Transcript data for document pages:
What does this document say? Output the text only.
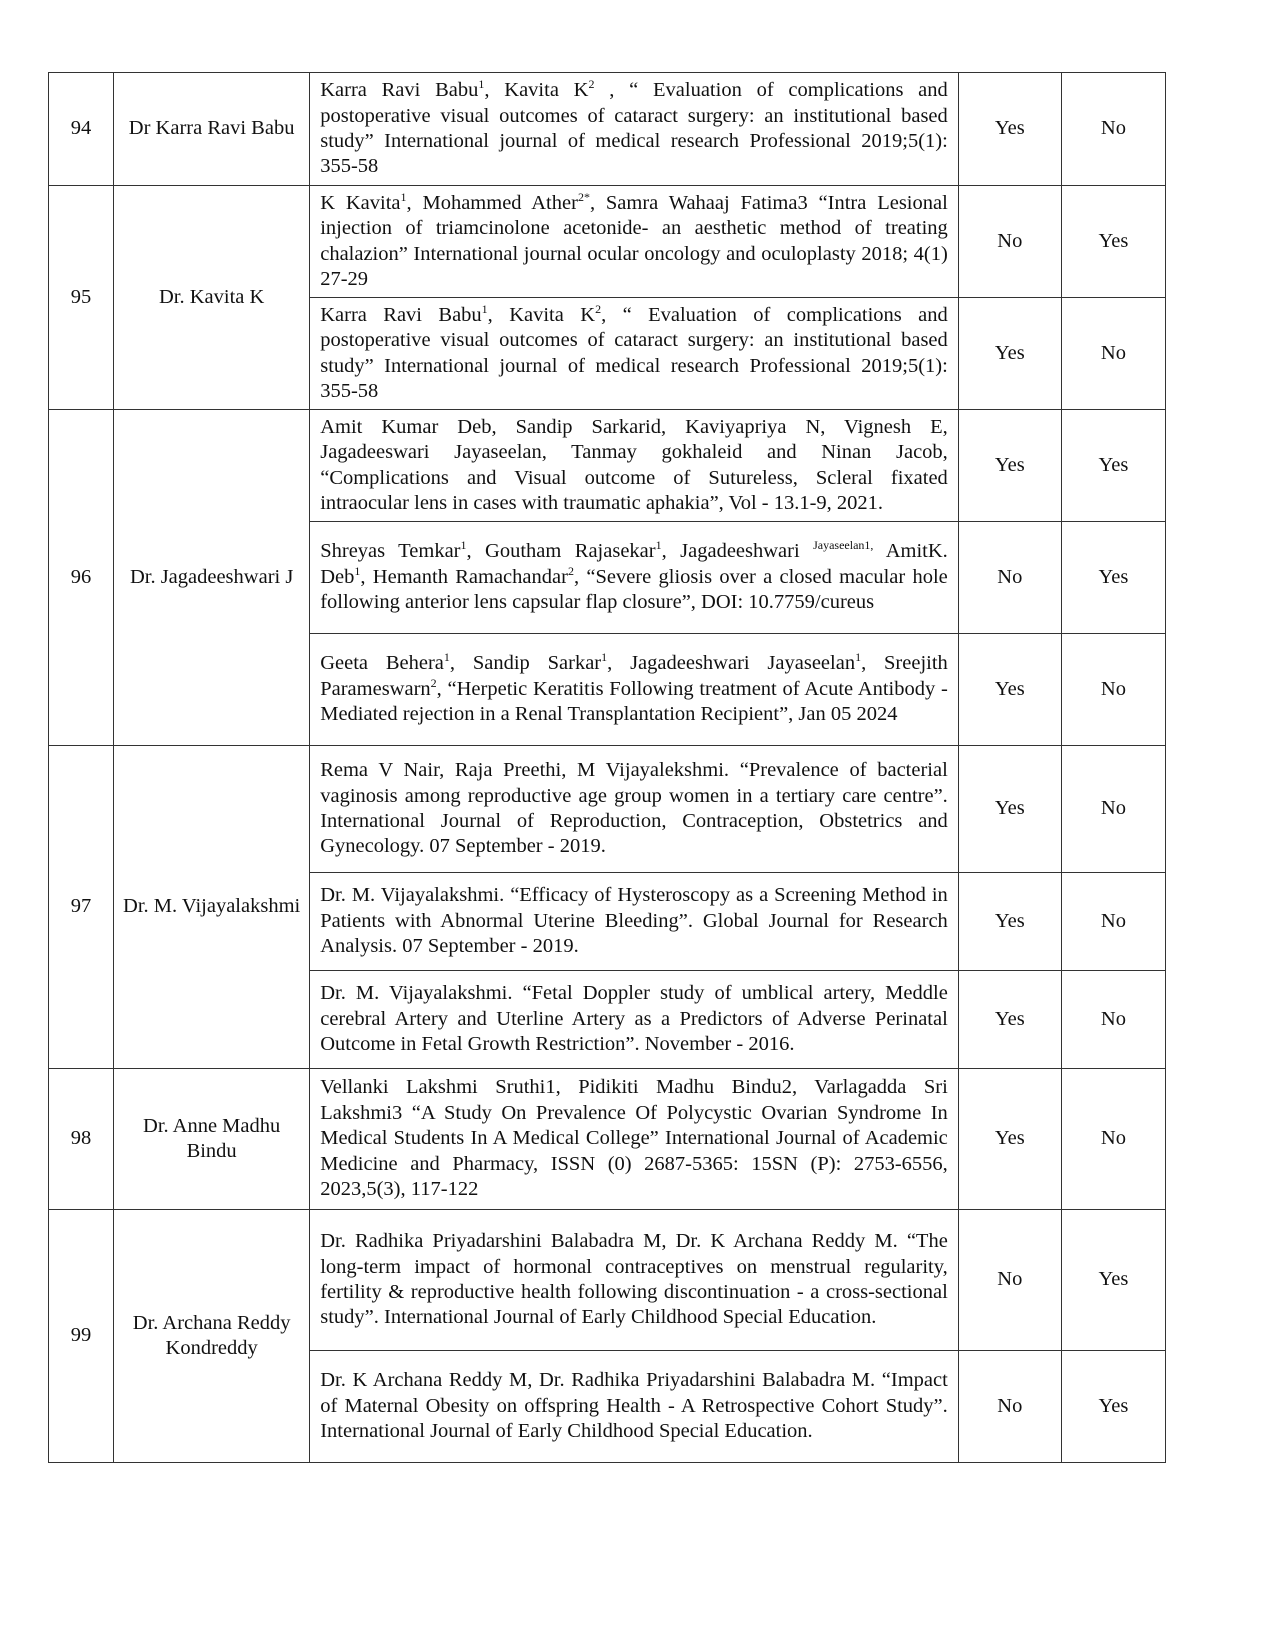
94	Dr Karra Ravi Babu	Karra Ravi Babu$^1$, Kavita $K^2$ , “ Evaluation of complications and postoperative visual outcomes of cataract surgery: an institutional based study” International journal of medical research Professional 2019;5(1): 355-58	Yes	No
95	Dr. Kavita K	K Kavita$^1$, Mohammed Ather$^{2*}$, Samra Wahaaj Fatima3 “Intra Lesional injection of triamcinolone acetonide- an aesthetic method of treating chalazion” International journal ocular oncology and oculoplasty 2018; 4(1) 27-29	No	Yes
		Karra Ravi Babu$^1$, Kavita $K^2$, “ Evaluation of complications and postoperative visual outcomes of cataract surgery: an institutional based study” International journal of medical research Professional 2019;5(1): 355-58	Yes	No
96	Dr. Jagadeeshwari J	Amit Kumar Deb, Sandip Sarkarid, Kaviyapriya N, Vignesh E, Jagadeeswari Jayaseelan, Tanmay gokhaleid and Ninan Jacob, “Complications and Visual outcome of Sutureless, Scleral fixated intraocular lens in cases with traumatic aphakia”, Vol - 13.1-9, 2021.	Yes	Yes
		Shreyas Temkar$^1$, Goutham Rajasekar$^1$, Jagadeeshwari $^{Jayaseelan1,}$ AmitK. Deb$^1$, Hemanth Ramachandar$^2$, “Severe gliosis over a closed macular hole following anterior lens capsular flap closure”, DOI: 10.7759/cureus	No	Yes
		Geeta Behera$^1$, Sandip Sarkar$^1$, Jagadeeshwari Jayaseelan$^1$, Sreejith Parameswarn$^2$, “Herpetic Keratitis Following treatment of Acute Antibody - Mediated rejection in a Renal Transplantation Recipient”, Jan 05 2024	Yes	No
97	Dr. M. Vijayalakshmi	Rema V Nair, Raja Preethi, M Vijayalekshmi. “Prevalence of bacterial vaginosis among reproductive age group women in a tertiary care centre”. International Journal of Reproduction, Contraception, Obstetrics and Gynecology. 07 September - 2019.	Yes	No
		Dr. M. Vijayalakshmi. “Efficacy of Hysteroscopy as a Screening Method in Patients with Abnormal Uterine Bleeding”. Global Journal for Research Analysis. 07 September - 2019.	Yes	No
		Dr. M. Vijayalakshmi. “Fetal Doppler study of umblical artery, Meddle cerebral Artery and Uterline Artery as a Predictors of Adverse Perinatal Outcome in Fetal Growth Restriction”. November - 2016.	Yes	No
98	Dr. Anne Madhu Bindu	Vellanki Lakshmi Sruthi1, Pidikiti Madhu Bindu2, Varlagadda Sri Lakshmi3 “A Study On Prevalence Of Polycystic Ovarian Syndrome In Medical Students In A Medical College” International Journal of Academic Medicine and Pharmacy, ISSN (0) 2687-5365: 15SN (P): 2753-6556, 2023,5(3), 117-122	Yes	No
99	Dr. Archana Reddy Kondreddy	Dr. Radhika Priyadarshini Balabadra M, Dr. K Archana Reddy M. “The long-term impact of hormonal contraceptives on menstrual regularity, fertility & reproductive health following discontinuation - a cross-sectional study”. International Journal of Early Childhood Special Education.	No	Yes
		Dr. K Archana Reddy M, Dr. Radhika Priyadarshini Balabadra M. “Impact of Maternal Obesity on offspring Health - A Retrospective Cohort Study”. International Journal of Early Childhood Special Education.	No	Yes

*ASSIGNMENT*
Find and copy each line above that includes the string "Kavita".

*RESPONSE*
94	Dr Karra Ravi Babu	Karra Ravi Babu$^1$, Kavita $K^2$ , “ Evaluation of complications and postoperative visual outcomes of cataract surgery: an institutional based study” International journal of medical research Professional 2019;5(1): 355-58	Yes	No
95	Dr. Kavita K	K Kavita$^1$, Mohammed Ather$^{2*}$, Samra Wahaaj Fatima3 “Intra Lesional injection of triamcinolone acetonide- an aesthetic method of treating chalazion” International journal ocular oncology and oculoplasty 2018; 4(1) 27-29	No	Yes
		Karra Ravi Babu$^1$, Kavita $K^2$, “ Evaluation of complications and postoperative visual outcomes of cataract surgery: an institutional based study” International journal of medical research Professional 2019;5(1): 355-58	Yes	No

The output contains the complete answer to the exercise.